Copy the lines below exactly as they appear.

Records excerpted from a collection:
==============================
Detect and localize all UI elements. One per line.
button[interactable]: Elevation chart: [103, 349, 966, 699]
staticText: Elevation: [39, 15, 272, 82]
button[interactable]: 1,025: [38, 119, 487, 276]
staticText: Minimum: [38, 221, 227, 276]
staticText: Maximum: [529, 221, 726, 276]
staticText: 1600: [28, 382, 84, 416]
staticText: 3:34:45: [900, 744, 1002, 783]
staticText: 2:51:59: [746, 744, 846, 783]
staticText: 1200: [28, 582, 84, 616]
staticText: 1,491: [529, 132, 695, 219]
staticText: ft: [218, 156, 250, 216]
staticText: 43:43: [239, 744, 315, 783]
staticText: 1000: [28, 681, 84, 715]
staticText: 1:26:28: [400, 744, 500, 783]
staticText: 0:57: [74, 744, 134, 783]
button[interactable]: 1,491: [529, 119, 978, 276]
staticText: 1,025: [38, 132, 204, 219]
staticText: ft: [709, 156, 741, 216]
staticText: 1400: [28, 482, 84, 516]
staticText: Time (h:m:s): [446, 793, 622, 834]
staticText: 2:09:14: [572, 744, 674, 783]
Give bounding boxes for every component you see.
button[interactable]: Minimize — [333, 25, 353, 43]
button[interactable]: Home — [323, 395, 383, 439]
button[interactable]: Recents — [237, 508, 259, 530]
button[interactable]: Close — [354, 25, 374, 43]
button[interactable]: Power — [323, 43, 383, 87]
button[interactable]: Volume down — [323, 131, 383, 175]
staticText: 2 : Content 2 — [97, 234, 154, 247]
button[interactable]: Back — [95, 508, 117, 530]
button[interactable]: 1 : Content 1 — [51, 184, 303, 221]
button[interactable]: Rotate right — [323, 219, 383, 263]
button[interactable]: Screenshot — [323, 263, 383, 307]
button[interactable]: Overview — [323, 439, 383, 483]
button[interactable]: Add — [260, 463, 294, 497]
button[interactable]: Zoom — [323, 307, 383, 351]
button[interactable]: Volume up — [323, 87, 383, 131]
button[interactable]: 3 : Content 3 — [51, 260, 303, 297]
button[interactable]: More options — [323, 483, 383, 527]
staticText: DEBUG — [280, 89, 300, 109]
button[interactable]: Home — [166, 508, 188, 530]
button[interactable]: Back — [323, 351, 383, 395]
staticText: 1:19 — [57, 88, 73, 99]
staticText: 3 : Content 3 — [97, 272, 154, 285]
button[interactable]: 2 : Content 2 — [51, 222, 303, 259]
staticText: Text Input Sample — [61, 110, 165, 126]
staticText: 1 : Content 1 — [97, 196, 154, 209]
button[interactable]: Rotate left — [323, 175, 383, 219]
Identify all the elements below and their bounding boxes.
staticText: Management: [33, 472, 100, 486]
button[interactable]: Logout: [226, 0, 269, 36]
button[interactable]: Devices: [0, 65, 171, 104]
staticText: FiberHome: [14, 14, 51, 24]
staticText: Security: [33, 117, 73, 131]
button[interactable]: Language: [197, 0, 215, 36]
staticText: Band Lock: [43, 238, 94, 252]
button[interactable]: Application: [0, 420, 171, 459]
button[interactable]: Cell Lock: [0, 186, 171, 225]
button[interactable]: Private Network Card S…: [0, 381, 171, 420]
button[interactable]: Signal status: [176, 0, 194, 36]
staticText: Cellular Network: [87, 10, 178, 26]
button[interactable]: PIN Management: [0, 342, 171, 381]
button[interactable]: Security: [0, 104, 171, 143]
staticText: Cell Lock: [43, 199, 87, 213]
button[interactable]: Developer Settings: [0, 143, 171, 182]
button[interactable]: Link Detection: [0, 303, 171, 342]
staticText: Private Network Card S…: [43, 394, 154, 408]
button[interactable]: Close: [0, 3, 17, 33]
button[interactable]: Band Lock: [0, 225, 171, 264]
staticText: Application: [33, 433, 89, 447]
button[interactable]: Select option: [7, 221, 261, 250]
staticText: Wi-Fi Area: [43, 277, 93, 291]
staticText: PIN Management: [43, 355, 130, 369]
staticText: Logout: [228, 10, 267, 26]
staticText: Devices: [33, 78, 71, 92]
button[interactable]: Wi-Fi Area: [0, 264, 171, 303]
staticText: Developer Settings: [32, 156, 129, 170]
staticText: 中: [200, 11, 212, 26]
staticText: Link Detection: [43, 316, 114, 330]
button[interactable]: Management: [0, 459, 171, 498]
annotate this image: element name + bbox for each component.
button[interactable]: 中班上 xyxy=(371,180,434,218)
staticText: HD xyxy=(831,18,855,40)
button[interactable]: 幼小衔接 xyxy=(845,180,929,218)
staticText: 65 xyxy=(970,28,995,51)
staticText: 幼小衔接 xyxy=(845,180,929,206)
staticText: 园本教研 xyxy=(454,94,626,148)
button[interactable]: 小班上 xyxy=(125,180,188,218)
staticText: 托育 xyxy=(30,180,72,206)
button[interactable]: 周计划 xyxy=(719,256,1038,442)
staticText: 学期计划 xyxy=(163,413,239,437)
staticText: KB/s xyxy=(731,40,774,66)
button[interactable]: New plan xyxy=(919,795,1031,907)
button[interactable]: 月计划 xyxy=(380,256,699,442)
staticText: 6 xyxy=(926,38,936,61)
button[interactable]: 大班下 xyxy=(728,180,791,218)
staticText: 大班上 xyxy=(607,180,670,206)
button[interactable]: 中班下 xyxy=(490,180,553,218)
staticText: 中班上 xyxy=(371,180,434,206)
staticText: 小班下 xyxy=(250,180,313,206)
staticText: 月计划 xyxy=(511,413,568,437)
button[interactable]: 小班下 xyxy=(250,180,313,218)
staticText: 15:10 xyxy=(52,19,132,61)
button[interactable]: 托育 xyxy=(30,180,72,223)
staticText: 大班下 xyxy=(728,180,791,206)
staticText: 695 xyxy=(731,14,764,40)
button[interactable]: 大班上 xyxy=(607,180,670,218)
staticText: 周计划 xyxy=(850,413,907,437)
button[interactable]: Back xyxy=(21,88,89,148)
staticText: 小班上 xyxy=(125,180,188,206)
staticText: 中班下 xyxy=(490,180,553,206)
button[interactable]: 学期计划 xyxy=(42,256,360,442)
==============================
Exercise result:
Detect and localize all UI elements. One per line.
button[interactable]: Elevation chart: [103, 349, 966, 699]
staticText: Elevation: [39, 15, 272, 82]
button[interactable]: 1,025: [38, 119, 487, 276]
staticText: Minimum: [38, 221, 227, 276]
staticText: Maximum: [529, 221, 726, 276]
staticText: 1600: [28, 382, 84, 416]
staticText: 3:34:45: [900, 744, 1002, 783]
staticText: 2:51:59: [746, 744, 846, 783]
staticText: 1200: [28, 582, 84, 616]
staticText: 1,491: [529, 132, 695, 219]
staticText: ft: [218, 156, 250, 216]
staticText: 43:43: [239, 744, 315, 783]
staticText: 1000: [28, 681, 84, 715]
staticText: 1:26:28: [400, 744, 500, 783]
staticText: 0:57: [74, 744, 134, 783]
button[interactable]: 1,491: [529, 119, 978, 276]
staticText: 1,025: [38, 132, 204, 219]
staticText: ft: [709, 156, 741, 216]
staticText: 1400: [28, 482, 84, 516]
staticText: Time (h:m:s): [446, 793, 622, 834]
staticText: 2:09:14: [572, 744, 674, 783]
Give bounding boxes for every component you see.
button[interactable]: Minimize — [333, 25, 353, 43]
button[interactable]: Home — [323, 395, 383, 439]
button[interactable]: Recents — [237, 508, 259, 530]
button[interactable]: Close — [354, 25, 374, 43]
button[interactable]: Power — [323, 43, 383, 87]
button[interactable]: Volume down — [323, 131, 383, 175]
staticText: 2 : Content 2 — [97, 234, 154, 247]
button[interactable]: Back — [95, 508, 117, 530]
button[interactable]: 1 : Content 1 — [51, 184, 303, 221]
button[interactable]: Rotate right — [323, 219, 383, 263]
button[interactable]: Screenshot — [323, 263, 383, 307]
button[interactable]: Overview — [323, 439, 383, 483]
button[interactable]: Add — [260, 463, 294, 497]
button[interactable]: Zoom — [323, 307, 383, 351]
button[interactable]: Volume up — [323, 87, 383, 131]
button[interactable]: 3 : Content 3 — [51, 260, 303, 297]
button[interactable]: More options — [323, 483, 383, 527]
staticText: DEBUG — [280, 89, 300, 109]
button[interactable]: Home — [166, 508, 188, 530]
button[interactable]: Back — [323, 351, 383, 395]
staticText: 1:19 — [57, 88, 73, 99]
staticText: 3 : Content 3 — [97, 272, 154, 285]
button[interactable]: 2 : Content 2 — [51, 222, 303, 259]
staticText: Text Input Sample — [61, 110, 165, 126]
staticText: 1 : Content 1 — [97, 196, 154, 209]
button[interactable]: Rotate left — [323, 175, 383, 219]
Identify all the elements below and their bounding boxes.
staticText: Management: [33, 472, 100, 486]
button[interactable]: Logout: [226, 0, 269, 36]
button[interactable]: Devices: [0, 65, 171, 104]
staticText: FiberHome: [14, 14, 51, 24]
staticText: Security: [33, 117, 73, 131]
button[interactable]: Language: [197, 0, 215, 36]
staticText: Band Lock: [43, 238, 94, 252]
button[interactable]: Application: [0, 420, 171, 459]
button[interactable]: Cell Lock: [0, 186, 171, 225]
button[interactable]: Private Network Card S…: [0, 381, 171, 420]
button[interactable]: Signal status: [176, 0, 194, 36]
staticText: Cellular Network: [87, 10, 178, 26]
button[interactable]: PIN Management: [0, 342, 171, 381]
button[interactable]: Security: [0, 104, 171, 143]
staticText: Cell Lock: [43, 199, 87, 213]
button[interactable]: Developer Settings: [0, 143, 171, 182]
button[interactable]: Link Detection: [0, 303, 171, 342]
staticText: Private Network Card S…: [43, 394, 154, 408]
button[interactable]: Close: [0, 3, 17, 33]
button[interactable]: Band Lock: [0, 225, 171, 264]
staticText: Application: [33, 433, 89, 447]
button[interactable]: Select option: [7, 221, 261, 250]
staticText: Wi-Fi Area: [43, 277, 93, 291]
staticText: PIN Management: [43, 355, 130, 369]
staticText: Logout: [228, 10, 267, 26]
staticText: Devices: [33, 78, 71, 92]
button[interactable]: Wi-Fi Area: [0, 264, 171, 303]
staticText: Developer Settings: [32, 156, 129, 170]
staticText: 中: [200, 11, 212, 26]
staticText: Link Detection: [43, 316, 114, 330]
button[interactable]: Management: [0, 459, 171, 498]
annotate this image: element name + bbox for each component.
button[interactable]: 中班上 xyxy=(371,180,434,218)
staticText: HD xyxy=(831,18,855,40)
button[interactable]: 幼小衔接 xyxy=(845,180,929,218)
staticText: 65 xyxy=(970,28,995,51)
staticText: 幼小衔接 xyxy=(845,180,929,206)
staticText: 园本教研 xyxy=(454,94,626,148)
button[interactable]: 小班上 xyxy=(125,180,188,218)
staticText: 托育 xyxy=(30,180,72,206)
button[interactable]: 周计划 xyxy=(719,256,1038,442)
staticText: 学期计划 xyxy=(163,413,239,437)
staticText: KB/s xyxy=(731,40,774,66)
button[interactable]: New plan xyxy=(919,795,1031,907)
button[interactable]: 月计划 xyxy=(380,256,699,442)
staticText: 6 xyxy=(926,38,936,61)
button[interactable]: 大班下 xyxy=(728,180,791,218)
staticText: 大班上 xyxy=(607,180,670,206)
button[interactable]: 中班下 xyxy=(490,180,553,218)
staticText: 中班上 xyxy=(371,180,434,206)
staticText: 小班下 xyxy=(250,180,313,206)
staticText: 月计划 xyxy=(511,413,568,437)
button[interactable]: 小班下 xyxy=(250,180,313,218)
staticText: 15:10 xyxy=(52,19,132,61)
button[interactable]: 托育 xyxy=(30,180,72,223)
staticText: 大班下 xyxy=(728,180,791,206)
staticText: 695 xyxy=(731,14,764,40)
button[interactable]: 大班上 xyxy=(607,180,670,218)
staticText: 周计划 xyxy=(850,413,907,437)
button[interactable]: Back xyxy=(21,88,89,148)
staticText: 小班上 xyxy=(125,180,188,206)
staticText: 中班下 xyxy=(490,180,553,206)
button[interactable]: 学期计划 xyxy=(42,256,360,442)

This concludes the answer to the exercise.